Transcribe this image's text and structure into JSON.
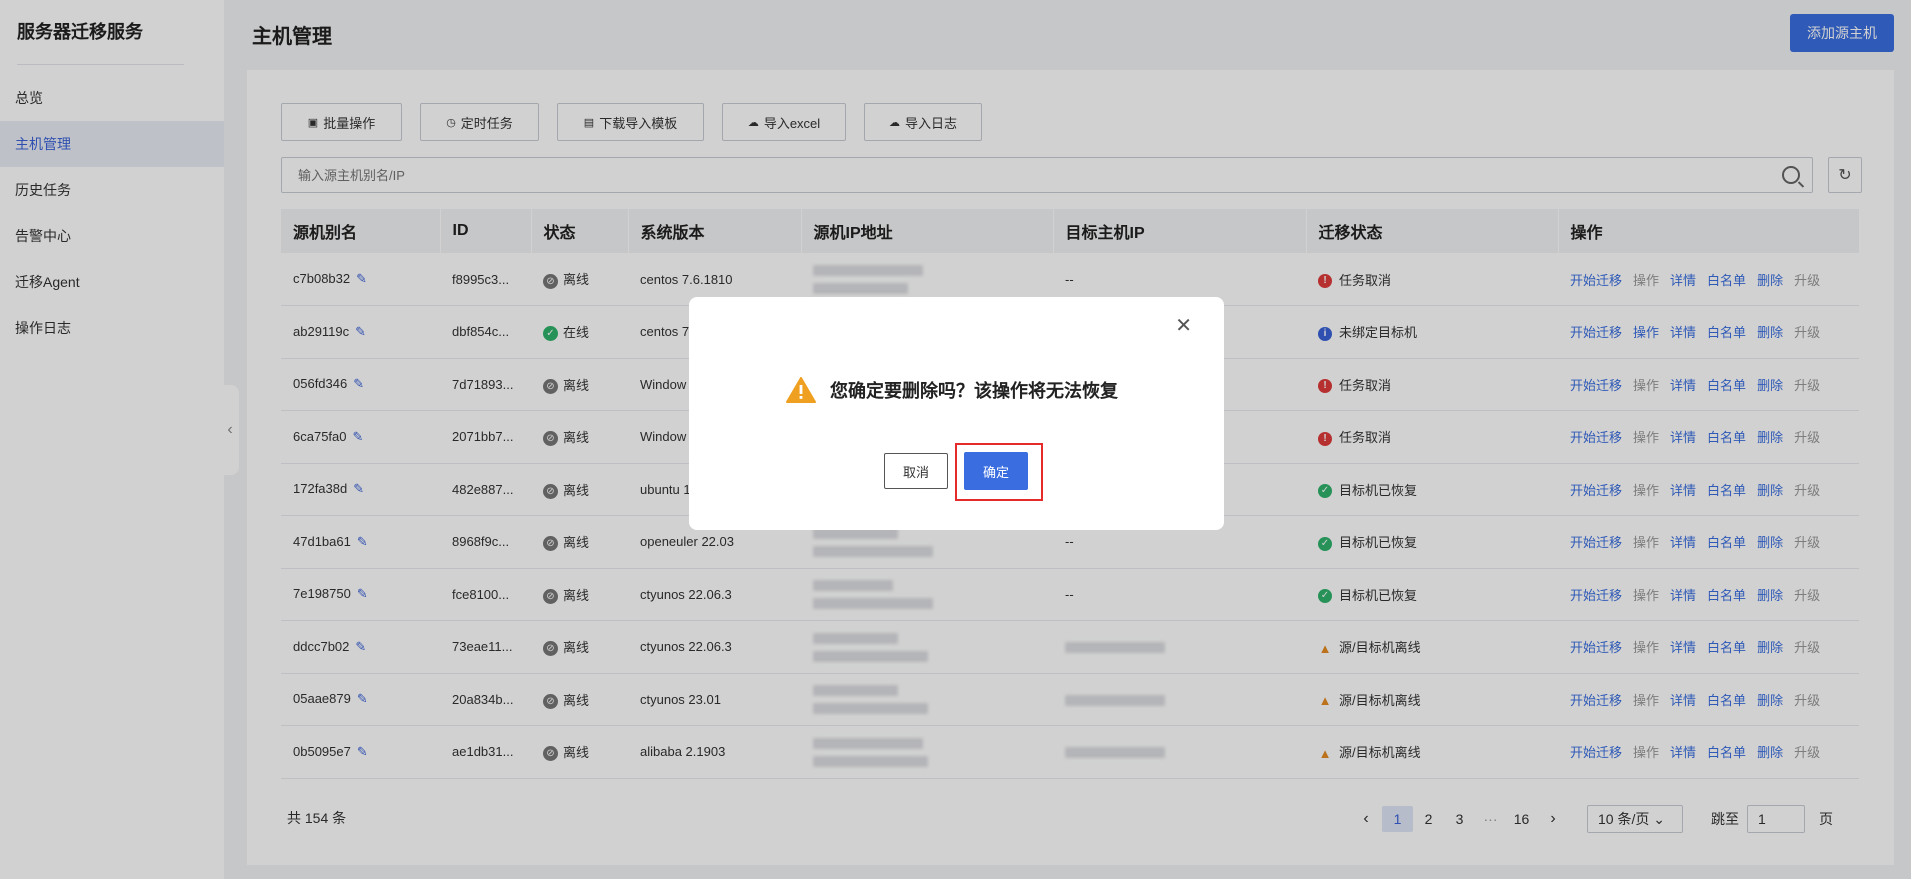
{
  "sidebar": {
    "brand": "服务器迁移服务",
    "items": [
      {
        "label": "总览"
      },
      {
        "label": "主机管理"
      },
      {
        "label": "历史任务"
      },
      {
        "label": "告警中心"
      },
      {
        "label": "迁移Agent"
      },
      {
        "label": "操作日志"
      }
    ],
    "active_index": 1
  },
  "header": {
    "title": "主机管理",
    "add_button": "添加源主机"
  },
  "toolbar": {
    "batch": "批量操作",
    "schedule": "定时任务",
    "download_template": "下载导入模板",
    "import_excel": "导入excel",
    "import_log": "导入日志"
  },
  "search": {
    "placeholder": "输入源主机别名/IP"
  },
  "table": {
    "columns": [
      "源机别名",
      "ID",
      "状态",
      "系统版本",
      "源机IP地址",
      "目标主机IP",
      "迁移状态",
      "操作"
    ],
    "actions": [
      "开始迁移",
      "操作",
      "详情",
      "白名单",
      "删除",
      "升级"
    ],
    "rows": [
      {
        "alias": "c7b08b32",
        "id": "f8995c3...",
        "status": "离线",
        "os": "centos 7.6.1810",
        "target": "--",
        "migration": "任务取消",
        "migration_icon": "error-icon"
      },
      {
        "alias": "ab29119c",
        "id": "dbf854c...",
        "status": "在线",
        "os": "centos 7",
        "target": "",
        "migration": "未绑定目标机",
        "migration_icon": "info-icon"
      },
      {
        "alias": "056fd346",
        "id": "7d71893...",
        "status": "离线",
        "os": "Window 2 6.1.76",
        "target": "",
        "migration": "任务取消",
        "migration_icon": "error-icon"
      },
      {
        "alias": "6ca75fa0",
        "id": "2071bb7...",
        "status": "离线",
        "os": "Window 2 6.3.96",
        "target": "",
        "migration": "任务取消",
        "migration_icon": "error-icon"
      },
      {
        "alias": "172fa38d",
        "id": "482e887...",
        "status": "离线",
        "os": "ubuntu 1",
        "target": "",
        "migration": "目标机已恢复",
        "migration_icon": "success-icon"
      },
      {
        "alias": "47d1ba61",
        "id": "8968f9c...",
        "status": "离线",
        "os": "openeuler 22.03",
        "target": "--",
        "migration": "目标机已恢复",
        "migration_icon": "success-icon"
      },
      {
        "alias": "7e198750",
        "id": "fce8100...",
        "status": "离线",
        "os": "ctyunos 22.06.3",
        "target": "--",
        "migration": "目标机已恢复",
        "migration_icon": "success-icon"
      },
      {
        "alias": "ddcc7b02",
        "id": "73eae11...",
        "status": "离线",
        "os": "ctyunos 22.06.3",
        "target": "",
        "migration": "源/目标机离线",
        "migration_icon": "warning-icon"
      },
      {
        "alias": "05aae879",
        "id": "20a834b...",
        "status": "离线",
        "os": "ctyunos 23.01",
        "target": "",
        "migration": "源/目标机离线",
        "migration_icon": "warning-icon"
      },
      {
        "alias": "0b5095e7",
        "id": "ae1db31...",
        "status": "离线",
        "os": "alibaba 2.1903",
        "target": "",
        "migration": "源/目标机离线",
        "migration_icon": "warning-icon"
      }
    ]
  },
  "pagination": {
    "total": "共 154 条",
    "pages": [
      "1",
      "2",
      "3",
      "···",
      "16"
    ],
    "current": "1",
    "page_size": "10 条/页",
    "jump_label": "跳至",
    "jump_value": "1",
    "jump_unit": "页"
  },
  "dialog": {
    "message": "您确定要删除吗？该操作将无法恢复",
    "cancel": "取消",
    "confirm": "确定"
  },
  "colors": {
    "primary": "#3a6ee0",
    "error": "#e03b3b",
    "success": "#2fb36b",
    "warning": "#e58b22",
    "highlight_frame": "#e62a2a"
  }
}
☆ ☆ ☆ ☆ ☆
=== Directions for this task ===
Omit any images, then output the listing exactly.

=== Reply ===
Transcribe this image's text and structure into JSON.
{
  "sidebar": {
    "brand": "服务器迁移服务",
    "items": [
      {
        "label": "总览"
      },
      {
        "label": "主机管理"
      },
      {
        "label": "历史任务"
      },
      {
        "label": "告警中心"
      },
      {
        "label": "迁移Agent"
      },
      {
        "label": "操作日志"
      }
    ],
    "active_index": 1
  },
  "header": {
    "title": "主机管理",
    "add_button": "添加源主机"
  },
  "toolbar": {
    "batch": "批量操作",
    "schedule": "定时任务",
    "download_template": "下载导入模板",
    "import_excel": "导入excel",
    "import_log": "导入日志"
  },
  "search": {
    "placeholder": "输入源主机别名/IP"
  },
  "table": {
    "columns": [
      "源机别名",
      "ID",
      "状态",
      "系统版本",
      "源机IP地址",
      "目标主机IP",
      "迁移状态",
      "操作"
    ],
    "actions": [
      "开始迁移",
      "操作",
      "详情",
      "白名单",
      "删除",
      "升级"
    ],
    "rows": [
      {
        "alias": "c7b08b32",
        "id": "f8995c3...",
        "status": "离线",
        "os": "centos 7.6.1810",
        "target": "--",
        "migration": "任务取消",
        "migration_icon": "error-icon"
      },
      {
        "alias": "ab29119c",
        "id": "dbf854c...",
        "status": "在线",
        "os": "centos 7",
        "target": "",
        "migration": "未绑定目标机",
        "migration_icon": "info-icon"
      },
      {
        "alias": "056fd346",
        "id": "7d71893...",
        "status": "离线",
        "os": "Window 2 6.1.76",
        "target": "",
        "migration": "任务取消",
        "migration_icon": "error-icon"
      },
      {
        "alias": "6ca75fa0",
        "id": "2071bb7...",
        "status": "离线",
        "os": "Window 2 6.3.96",
        "target": "",
        "migration": "任务取消",
        "migration_icon": "error-icon"
      },
      {
        "alias": "172fa38d",
        "id": "482e887...",
        "status": "离线",
        "os": "ubuntu 1",
        "target": "",
        "migration": "目标机已恢复",
        "migration_icon": "success-icon"
      },
      {
        "alias": "47d1ba61",
        "id": "8968f9c...",
        "status": "离线",
        "os": "openeuler 22.03",
        "target": "--",
        "migration": "目标机已恢复",
        "migration_icon": "success-icon"
      },
      {
        "alias": "7e198750",
        "id": "fce8100...",
        "status": "离线",
        "os": "ctyunos 22.06.3",
        "target": "--",
        "migration": "目标机已恢复",
        "migration_icon": "success-icon"
      },
      {
        "alias": "ddcc7b02",
        "id": "73eae11...",
        "status": "离线",
        "os": "ctyunos 22.06.3",
        "target": "",
        "migration": "源/目标机离线",
        "migration_icon": "warning-icon"
      },
      {
        "alias": "05aae879",
        "id": "20a834b...",
        "status": "离线",
        "os": "ctyunos 23.01",
        "target": "",
        "migration": "源/目标机离线",
        "migration_icon": "warning-icon"
      },
      {
        "alias": "0b5095e7",
        "id": "ae1db31...",
        "status": "离线",
        "os": "alibaba 2.1903",
        "target": "",
        "migration": "源/目标机离线",
        "migration_icon": "warning-icon"
      }
    ]
  },
  "pagination": {
    "total": "共 154 条",
    "pages": [
      "1",
      "2",
      "3",
      "···",
      "16"
    ],
    "current": "1",
    "page_size": "10 条/页",
    "jump_label": "跳至",
    "jump_value": "1",
    "jump_unit": "页"
  },
  "dialog": {
    "message": "您确定要删除吗？该操作将无法恢复",
    "cancel": "取消",
    "confirm": "确定"
  },
  "colors": {
    "primary": "#3a6ee0",
    "error": "#e03b3b",
    "success": "#2fb36b",
    "warning": "#e58b22",
    "highlight_frame": "#e62a2a"
  }
}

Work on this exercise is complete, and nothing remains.